> What the task asks:
Repeat the lines below exactly as they appear, but leave out the images.
*** Source records
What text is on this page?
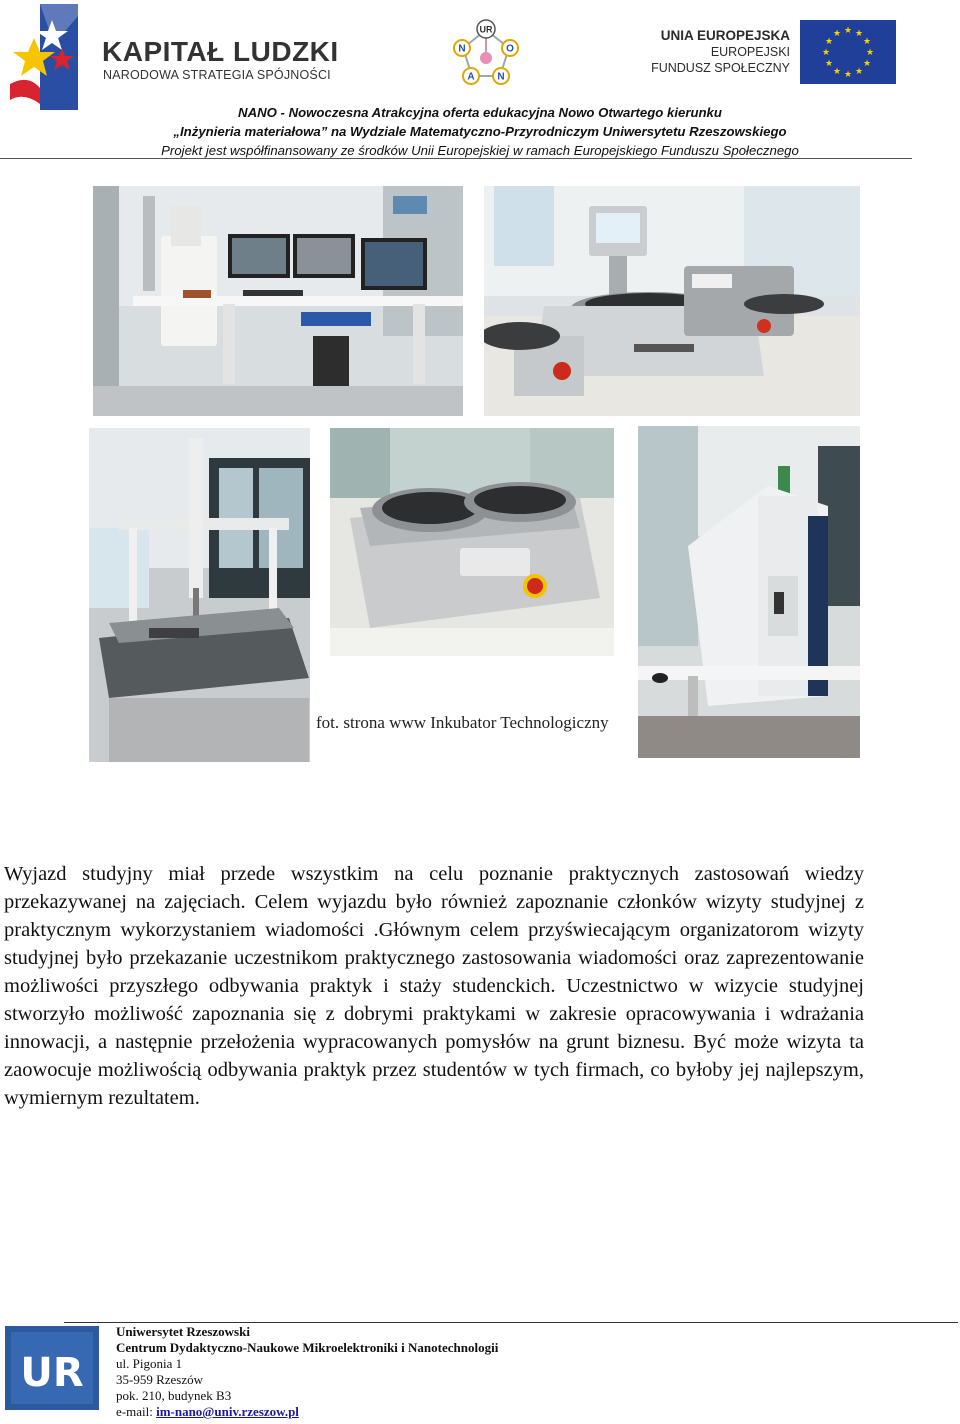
KAPITAŁ LUDZKI
NARODOWA STRATEGIA SPÓJNOŚCI
UR
N	O
A N
UNIA EUROPEJSKA
EUROPEJSKI
FUNDUSZ SPOŁECZNY
★ ★
★
★
★
★
★
★
★
★
★
★
NANO - Nowoczesna Atrakcyjna oferta edukacyjna Nowo Otwartego kierunku
„Inżynieria materiałowa” na Wydziale Matematyczno-Przyrodniczym Uniwersytetu Rzeszowskiego
Projekt jest współfinansowany ze środków Unii Europejskiej w ramach Europejskiego Funduszu Społecznego
fot. strona www Inkubator Technologiczny
Wyjazd studyjny miał przede wszystkim na celu poznanie praktycznych zastosowań wiedzy przekazywanej na zajęciach. Celem wyjazdu było również zapoznanie członków wizyty studyjnej z praktycznym wykorzystaniem wiadomości .Głównym celem przyświecającym organizatorom wizyty studyjnej było przekazanie uczestnikom praktycznego zastosowania wiadomości oraz zaprezentowanie możliwości przyszłego odbywania praktyk i staży studenckich. Uczestnictwo w wizycie studyjnej stworzyło możliwość zapoznania się z dobrymi praktykami w zakresie opracowywania i wdrażania innowacji, a następnie przełożenia wypracowanych pomysłów na grunt biznesu. Być może wizyta ta zaowocuje możliwością odbywania praktyk przez studentów w tych firmach, co byłoby jej najlepszym, wymiernym rezultatem.
UR
Uniwersytet Rzeszowski
Centrum Dydaktyczno-Naukowe Mikroelektroniki i Nanotechnologii
ul. Pigonia 1
35-959 Rzeszów
pok. 210, budynek B3
e-mail: im-nano@univ.rzeszow.pl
******
> Result of this task:
What text is on this page?
KAPITAŁ LUDZKI
NARODOWA STRATEGIA SPÓJNOŚCI
UR
N	O
A N
UNIA EUROPEJSKA
EUROPEJSKI
FUNDUSZ SPOŁECZNY
★ ★
★
★
★
★
★
★
★
★
★
★
NANO - Nowoczesna Atrakcyjna oferta edukacyjna Nowo Otwartego kierunku
„Inżynieria materiałowa” na Wydziale Matematyczno-Przyrodniczym Uniwersytetu Rzeszowskiego
Projekt jest współfinansowany ze środków Unii Europejskiej w ramach Europejskiego Funduszu Społecznego
fot. strona www Inkubator Technologiczny
Wyjazd studyjny miał przede wszystkim na celu poznanie praktycznych zastosowań wiedzy przekazywanej na zajęciach. Celem wyjazdu było również zapoznanie członków wizyty studyjnej z praktycznym wykorzystaniem wiadomości .Głównym celem przyświecającym organizatorom wizyty studyjnej było przekazanie uczestnikom praktycznego zastosowania wiadomości oraz zaprezentowanie możliwości przyszłego odbywania praktyk i staży studenckich. Uczestnictwo w wizycie studyjnej stworzyło możliwość zapoznania się z dobrymi praktykami w zakresie opracowywania i wdrażania innowacji, a następnie przełożenia wypracowanych pomysłów na grunt biznesu. Być może wizyta ta zaowocuje możliwością odbywania praktyk przez studentów w tych firmach, co byłoby jej najlepszym, wymiernym rezultatem.
UR
Uniwersytet Rzeszowski
Centrum Dydaktyczno-Naukowe Mikroelektroniki i Nanotechnologii
ul. Pigonia 1
35-959 Rzeszów
pok. 210, budynek B3
e-mail: im-nano@univ.rzeszow.pl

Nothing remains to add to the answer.